*PROBLEM DESCRIPTION*:
Transcribe the listing verbatim. Do not carry over any pictures.

*DATA SUPPLIED*:
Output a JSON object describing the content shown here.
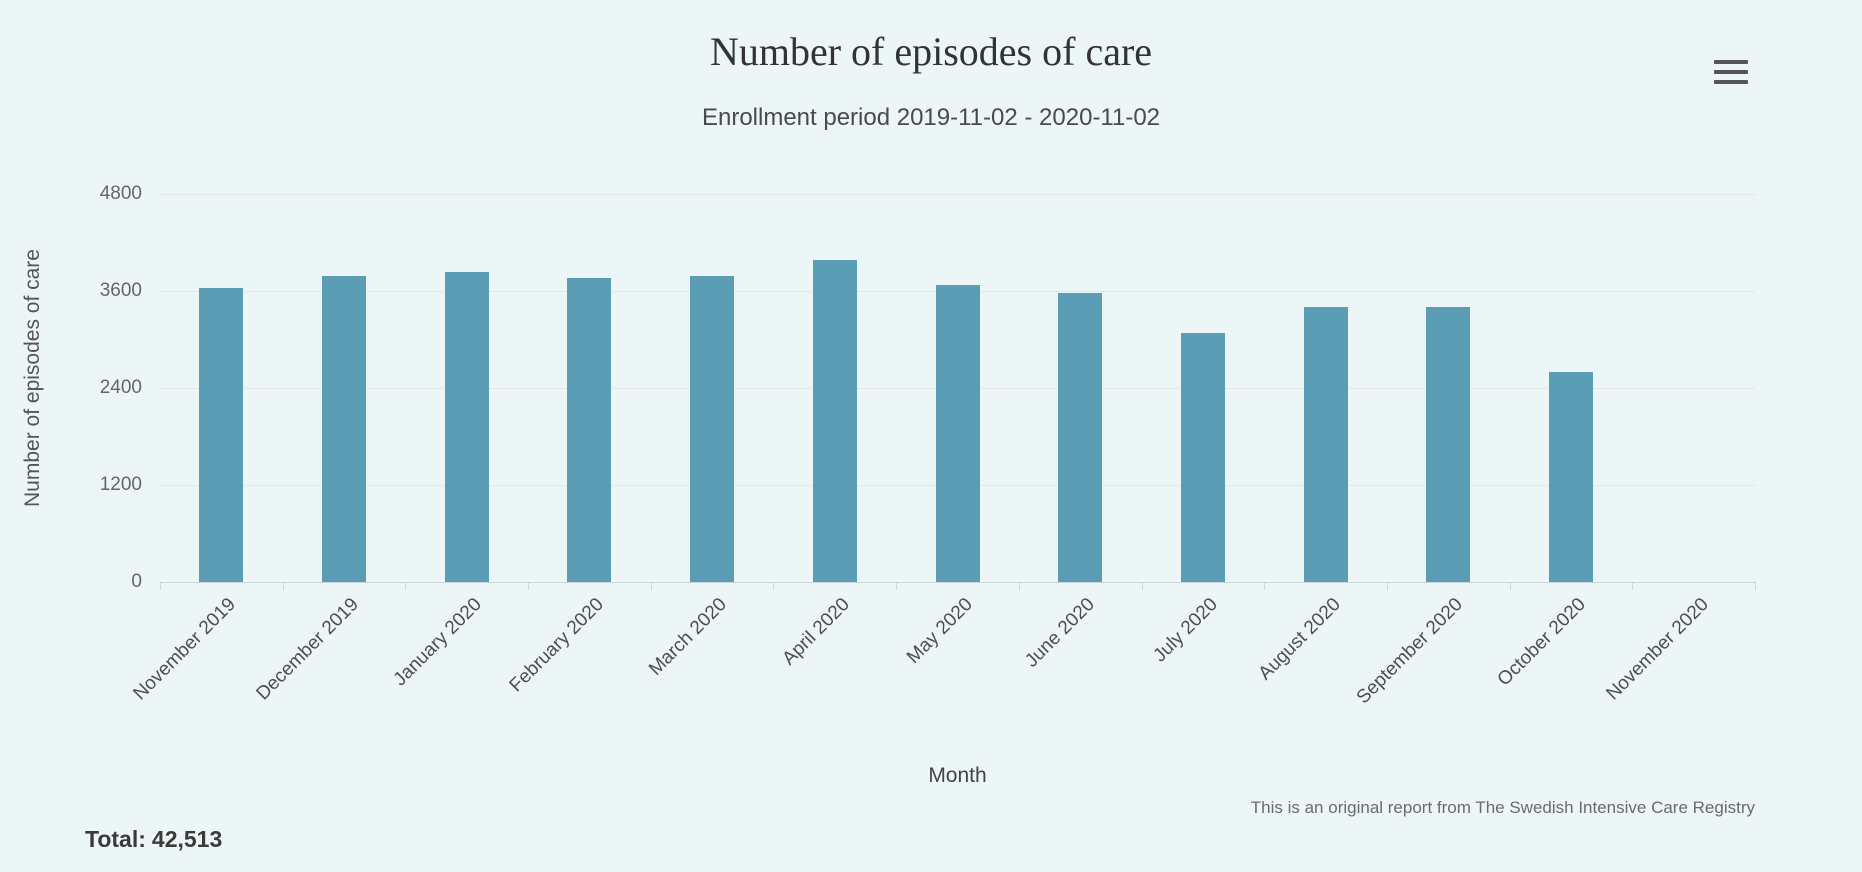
{
  "header": {
    "title": "Number of episodes of care",
    "subtitle": "Enrollment period 2019-11-02 - 2020-11-02"
  },
  "chart_data": {
    "type": "bar",
    "title": "Number of episodes of care",
    "subtitle": "Enrollment period 2019-11-02 - 2020-11-02",
    "xlabel": "Month",
    "ylabel": "Number of episodes of care",
    "ylim": [
      0,
      4800
    ],
    "yticks": [
      0,
      1200,
      2400,
      3600,
      4800
    ],
    "grid": true,
    "legend": "none",
    "bar_color": "#5b9db5",
    "categories": [
      "November 2019",
      "December 2019",
      "January 2020",
      "February 2020",
      "March 2020",
      "April 2020",
      "May 2020",
      "June 2020",
      "July 2020",
      "August 2020",
      "September 2020",
      "October 2020",
      "November 2020"
    ],
    "values": [
      3640,
      3790,
      3830,
      3760,
      3790,
      3980,
      3670,
      3570,
      3080,
      3400,
      3400,
      2603,
      0
    ]
  },
  "footer": {
    "credits": "This is an original report from The Swedish Intensive Care Registry",
    "total_label": "Total:",
    "total_value": "42,513"
  }
}
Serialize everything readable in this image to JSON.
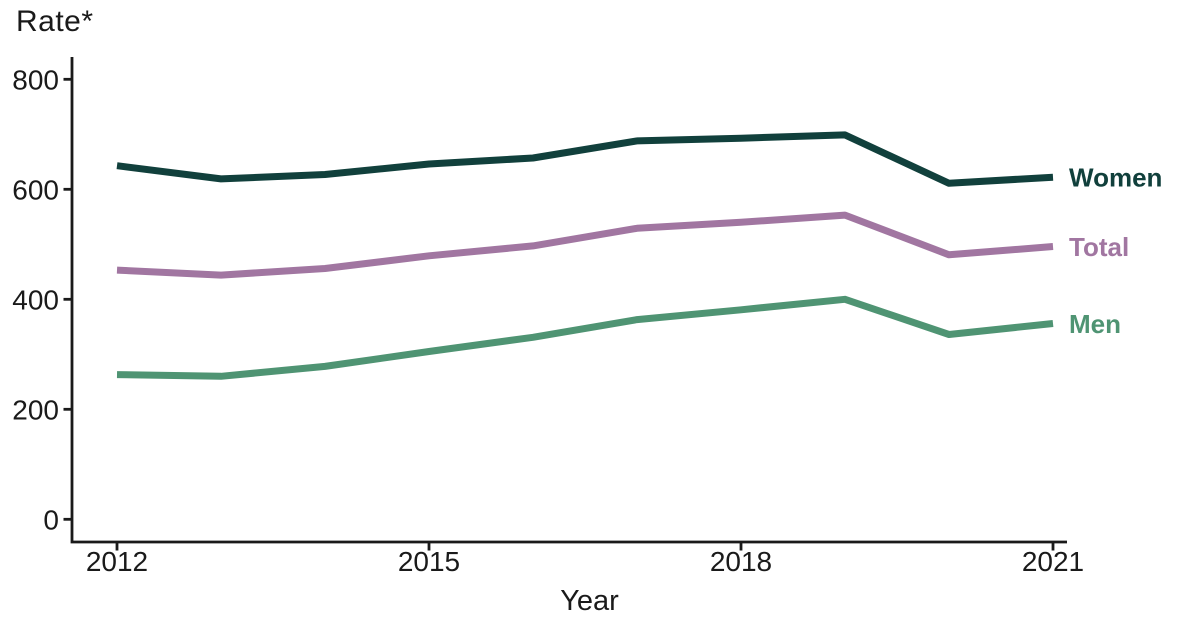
{
  "title": "Rate*",
  "xlabel": "Year",
  "chart_data": {
    "type": "line",
    "x": [
      2012,
      2013,
      2014,
      2015,
      2016,
      2017,
      2018,
      2019,
      2020,
      2021
    ],
    "series": [
      {
        "name": "Women",
        "color": "#11403c",
        "values": [
          643,
          619,
          627,
          646,
          657,
          688,
          693,
          699,
          611,
          622
        ]
      },
      {
        "name": "Total",
        "color": "#a176a1",
        "values": [
          453,
          444,
          456,
          479,
          497,
          529,
          540,
          553,
          481,
          496
        ]
      },
      {
        "name": "Men",
        "color": "#4f9473",
        "values": [
          263,
          260,
          278,
          305,
          331,
          363,
          381,
          400,
          336,
          356
        ]
      }
    ],
    "title": "Rate*",
    "xlabel": "Year",
    "ylabel": "Rate*",
    "xlim": [
      2012,
      2021
    ],
    "ylim": [
      0,
      800
    ],
    "xticks": [
      2012,
      2015,
      2018,
      2021
    ],
    "yticks": [
      0,
      200,
      400,
      600,
      800
    ],
    "grid": false,
    "legend_position": "right-end-labels",
    "axis_color": "#1a1a1a"
  }
}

*COMPLETED EXERCISE*:
Output a JSON object describing the content shown here.
{
  "header": {
    "title": "Number of episodes of care",
    "subtitle": "Enrollment period 2019-11-02 - 2020-11-02"
  },
  "chart_data": {
    "type": "bar",
    "title": "Number of episodes of care",
    "subtitle": "Enrollment period 2019-11-02 - 2020-11-02",
    "xlabel": "Month",
    "ylabel": "Number of episodes of care",
    "ylim": [
      0,
      4800
    ],
    "yticks": [
      0,
      1200,
      2400,
      3600,
      4800
    ],
    "grid": true,
    "legend": "none",
    "bar_color": "#5b9db5",
    "categories": [
      "November 2019",
      "December 2019",
      "January 2020",
      "February 2020",
      "March 2020",
      "April 2020",
      "May 2020",
      "June 2020",
      "July 2020",
      "August 2020",
      "September 2020",
      "October 2020",
      "November 2020"
    ],
    "values": [
      3640,
      3790,
      3830,
      3760,
      3790,
      3980,
      3670,
      3570,
      3080,
      3400,
      3400,
      2603,
      0
    ]
  },
  "footer": {
    "credits": "This is an original report from The Swedish Intensive Care Registry",
    "total_label": "Total:",
    "total_value": "42,513"
  }
}
Serialize everything readable in this image to JSON.
{
  "title": "Rate*",
  "xlabel": "Year",
  "chart_data": {
    "type": "line",
    "x": [
      2012,
      2013,
      2014,
      2015,
      2016,
      2017,
      2018,
      2019,
      2020,
      2021
    ],
    "series": [
      {
        "name": "Women",
        "color": "#11403c",
        "values": [
          643,
          619,
          627,
          646,
          657,
          688,
          693,
          699,
          611,
          622
        ]
      },
      {
        "name": "Total",
        "color": "#a176a1",
        "values": [
          453,
          444,
          456,
          479,
          497,
          529,
          540,
          553,
          481,
          496
        ]
      },
      {
        "name": "Men",
        "color": "#4f9473",
        "values": [
          263,
          260,
          278,
          305,
          331,
          363,
          381,
          400,
          336,
          356
        ]
      }
    ],
    "title": "Rate*",
    "xlabel": "Year",
    "ylabel": "Rate*",
    "xlim": [
      2012,
      2021
    ],
    "ylim": [
      0,
      800
    ],
    "xticks": [
      2012,
      2015,
      2018,
      2021
    ],
    "yticks": [
      0,
      200,
      400,
      600,
      800
    ],
    "grid": false,
    "legend_position": "right-end-labels",
    "axis_color": "#1a1a1a"
  }
}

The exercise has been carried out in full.